[Start Supplied records]

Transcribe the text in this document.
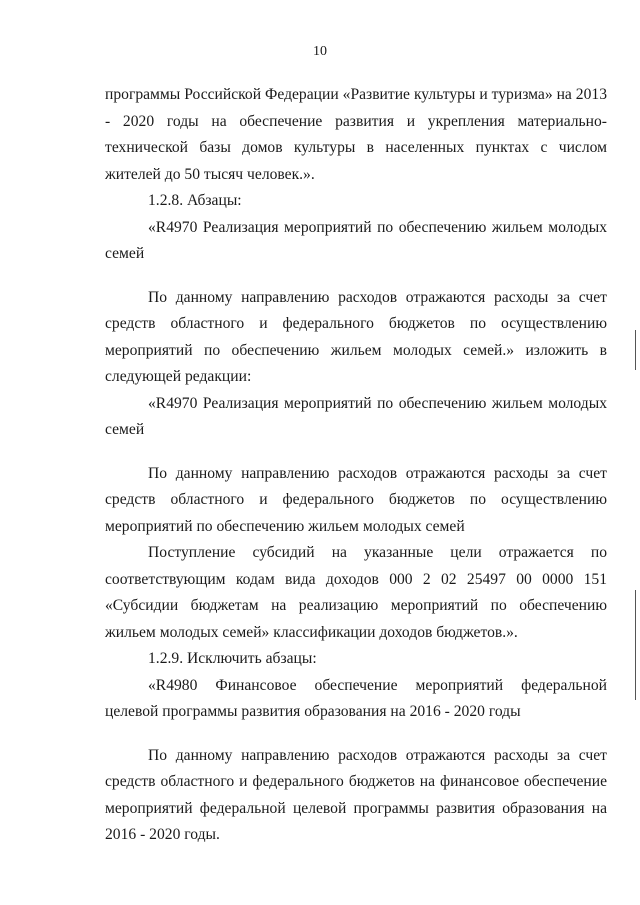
10

программы Российской Федерации «Развитие культуры и туризма» на 2013 - 2020 годы на обеспечение развития и укрепления материально-технической базы домов культуры в населенных пунктах с числом жителей до 50 тысяч человек.».

1.2.8. Абзацы:

«R4970 Реализация мероприятий по обеспечению жильем молодых семей

По данному направлению расходов отражаются расходы за счет средств областного и федерального бюджетов по осуществлению мероприятий по обеспечению жильем молодых семей.» изложить в следующей редакции:

«R4970 Реализация мероприятий по обеспечению жильем молодых семей

По данному направлению расходов отражаются расходы за счет средств областного и федерального бюджетов по осуществлению мероприятий по обеспечению жильем молодых семей

Поступление субсидий на указанные цели отражается по соответствующим кодам вида доходов 000 2 02 25497 00 0000 151 «Субсидии бюджетам на реализацию мероприятий по обеспечению жильем молодых семей» классификации доходов бюджетов.».

1.2.9. Исключить абзацы:

«R4980 Финансовое обеспечение мероприятий федеральной целевой программы развития образования на 2016 - 2020 годы

По данному направлению расходов отражаются расходы за счет средств областного и федерального бюджетов на финансовое обеспечение мероприятий федеральной целевой программы развития образования на 2016 - 2020 годы.
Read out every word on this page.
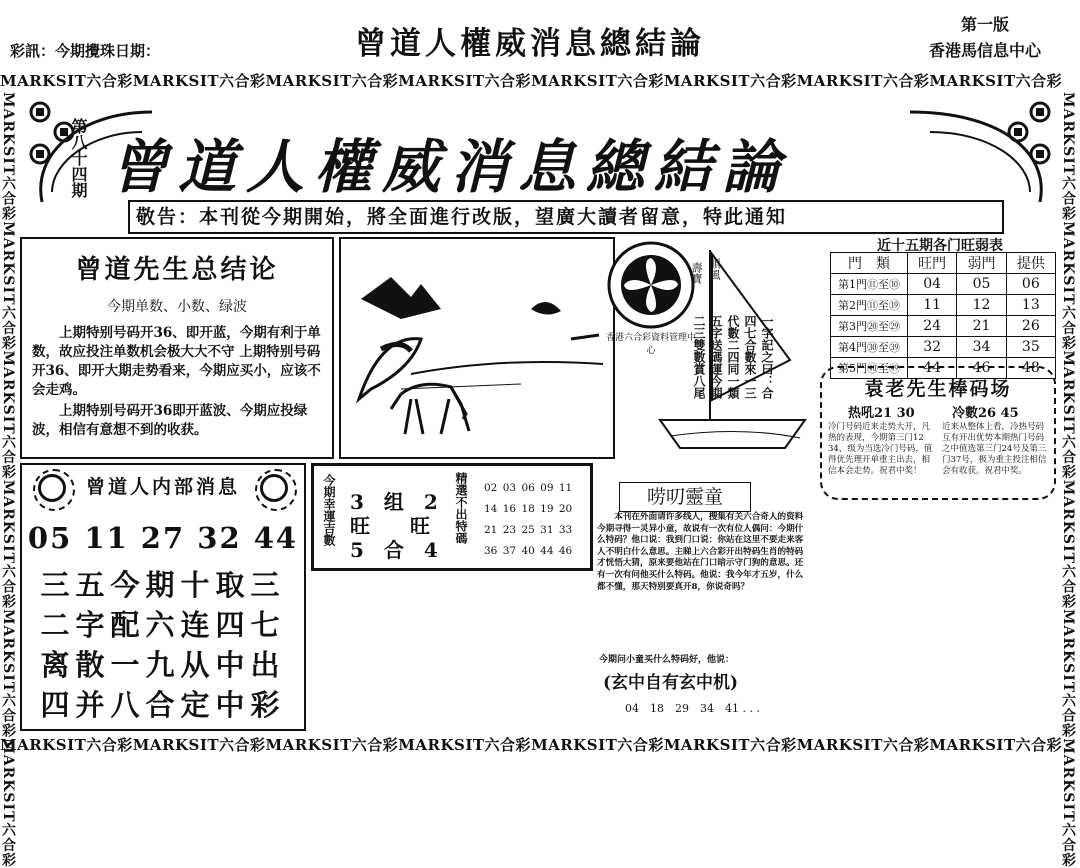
彩訊：今期攪珠日期：	曾道人權威消息總結論
第一版
香港馬信息中心
MARKSIT六合彩MARKSIT六合彩MARKSIT六合彩MARKSIT六合彩MARKSIT六合彩MARKSIT六合彩MARKSIT六合彩MARKSIT六合彩
MARKSIT六合彩MARKSIT六合彩MARKSIT六合彩MARKSIT六合彩MARKSIT六合彩MARKSIT六合彩MARKSIT六合彩MARKSIT六合彩
MARKSIT六合彩MARKSIT六合彩MARKSIT六合彩MARKSIT六合彩MARKSIT六合彩MARKSIT六合彩
MARKSIT六合彩MARKSIT六合彩MARKSIT六合彩MARKSIT六合彩MARKSIT六合彩MARKSIT六合彩
第八十四期 曾道人權威消息總結論
敬告：本刊從今期開始，將全面進行改版，望廣大讀者留意，特此通知
曾道先生总结论
今期单数、小数、绿波
上期特别号码开36、即开蓝，今期有利于单数，故应投注单数机会极大大不守 上期特别号码开36、即开大期走势看来，今期应买小，应该不会走鸡。
上期特别号码开36即开蓝波、今期应投绿波，相信有意想不到的收获。
香港六合彩資料管理中心
順風
壽寶
一字記之曰：合
四七合數來一三
代數二四同一類
五字送碼運今期
二三雙數賞八尾
近十五期各门旺弱表
門　類	旺門	弱門	提供
第1門⑪至⑩	04	05	06
第2門⑪至⑲	11	12	13
第3門⑳至㉙	24	21	26
第4門㉚至㊴	32	34	35
第5門㊵至㊾	44	46	48
袁老先生棒码场
热吼21 30	冷數26 45
冷门号码近来走势大开，凡热的表现，今期第三门12 34，级为当选冷门号码，值得优先理开单重主出去，相信本会走势。祝君中奖！
近来从整体上看，冷热号码互有开出优势本期热门号码之中值选第三门24号及第三门37号，极为重主投注相信会有收获。祝君中奖。
曾道人内部消息
05 11 27 32 44
三五今期十取三
二字配六连四七
离散一九从中出
四并八合定中彩
今期幸運吉數 3　组　2
旺　　旺
5　合　4
精選不出特碼 02 03 06 09 11
14 16 18 19 20
21 23 25 31 33
36 37 40 44 46
唠叨靈童
本刊在外面请许多线人，搜集有关六合奇人的资料今期寻得一灵异小童，故说有一次有位人偶问：今期什么特码？他口说：我到门口说：你站在这里不要走来客人不明白什么意思。主睇上六合彩开出特码生肖的特码才恍悟大猜，原来要他站在门口暗示守门狗的意思。还有一次有问他买什么特码。他说：我今年才五岁，什么都不懂，那天特别要真开8，你说奇吗？
今期问小童买什么特码好，他说：
(玄中自有玄中机)
04　18　29　34　41 . . .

[End Supplied records]

Exercise brief —
Extract all the data above exactly, excluding every picture.

Task answer —
Transcribe the text in this document.
10

программы Российской Федерации «Развитие культуры и туризма» на 2013 - 2020 годы на обеспечение развития и укрепления материально-технической базы домов культуры в населенных пунктах с числом жителей до 50 тысяч человек.».

1.2.8. Абзацы:

«R4970 Реализация мероприятий по обеспечению жильем молодых семей

По данному направлению расходов отражаются расходы за счет средств областного и федерального бюджетов по осуществлению мероприятий по обеспечению жильем молодых семей.» изложить в следующей редакции:

«R4970 Реализация мероприятий по обеспечению жильем молодых семей

По данному направлению расходов отражаются расходы за счет средств областного и федерального бюджетов по осуществлению мероприятий по обеспечению жильем молодых семей

Поступление субсидий на указанные цели отражается по соответствующим кодам вида доходов 000 2 02 25497 00 0000 151 «Субсидии бюджетам на реализацию мероприятий по обеспечению жильем молодых семей» классификации доходов бюджетов.».

1.2.9. Исключить абзацы:

«R4980 Финансовое обеспечение мероприятий федеральной целевой программы развития образования на 2016 - 2020 годы

По данному направлению расходов отражаются расходы за счет средств областного и федерального бюджетов на финансовое обеспечение мероприятий федеральной целевой программы развития образования на 2016 - 2020 годы.
Read out every word on this page.
彩訊：今期攪珠日期：	曾道人權威消息總結論
第一版
香港馬信息中心
MARKSIT六合彩MARKSIT六合彩MARKSIT六合彩MARKSIT六合彩MARKSIT六合彩MARKSIT六合彩MARKSIT六合彩MARKSIT六合彩
MARKSIT六合彩MARKSIT六合彩MARKSIT六合彩MARKSIT六合彩MARKSIT六合彩MARKSIT六合彩MARKSIT六合彩MARKSIT六合彩
MARKSIT六合彩MARKSIT六合彩MARKSIT六合彩MARKSIT六合彩MARKSIT六合彩MARKSIT六合彩
MARKSIT六合彩MARKSIT六合彩MARKSIT六合彩MARKSIT六合彩MARKSIT六合彩MARKSIT六合彩
第八十四期 曾道人權威消息總結論
敬告：本刊從今期開始，將全面進行改版，望廣大讀者留意，特此通知
曾道先生总结论
今期单数、小数、绿波
上期特别号码开36、即开蓝，今期有利于单数，故应投注单数机会极大大不守 上期特别号码开36、即开大期走势看来，今期应买小，应该不会走鸡。
上期特别号码开36即开蓝波、今期应投绿波，相信有意想不到的收获。
香港六合彩資料管理中心
順風
壽寶
一字記之曰：合
四七合數來一三
代數二四同一類
五字送碼運今期
二三雙數賞八尾
近十五期各门旺弱表
門　類	旺門	弱門	提供
第1門⑪至⑩	04	05	06
第2門⑪至⑲	11	12	13
第3門⑳至㉙	24	21	26
第4門㉚至㊴	32	34	35
第5門㊵至㊾	44	46	48
袁老先生棒码场
热吼21 30	冷數26 45
冷门号码近来走势大开，凡热的表现，今期第三门12 34，级为当选冷门号码，值得优先理开单重主出去，相信本会走势。祝君中奖！
近来从整体上看，冷热号码互有开出优势本期热门号码之中值选第三门24号及第三门37号，极为重主投注相信会有收获。祝君中奖。
曾道人内部消息
05 11 27 32 44
三五今期十取三
二字配六连四七
离散一九从中出
四并八合定中彩
今期幸運吉數 3　组　2
旺　　旺
5　合　4
精選不出特碼 02 03 06 09 11
14 16 18 19 20
21 23 25 31 33
36 37 40 44 46
唠叨靈童
本刊在外面请许多线人，搜集有关六合奇人的资料今期寻得一灵异小童，故说有一次有位人偶问：今期什么特码？他口说：我到门口说：你站在这里不要走来客人不明白什么意思。主睇上六合彩开出特码生肖的特码才恍悟大猜，原来要他站在门口暗示守门狗的意思。还有一次有问他买什么特码。他说：我今年才五岁，什么都不懂，那天特别要真开8，你说奇吗？
今期问小童买什么特码好，他说：
(玄中自有玄中机)
04　18　29　34　41 . . .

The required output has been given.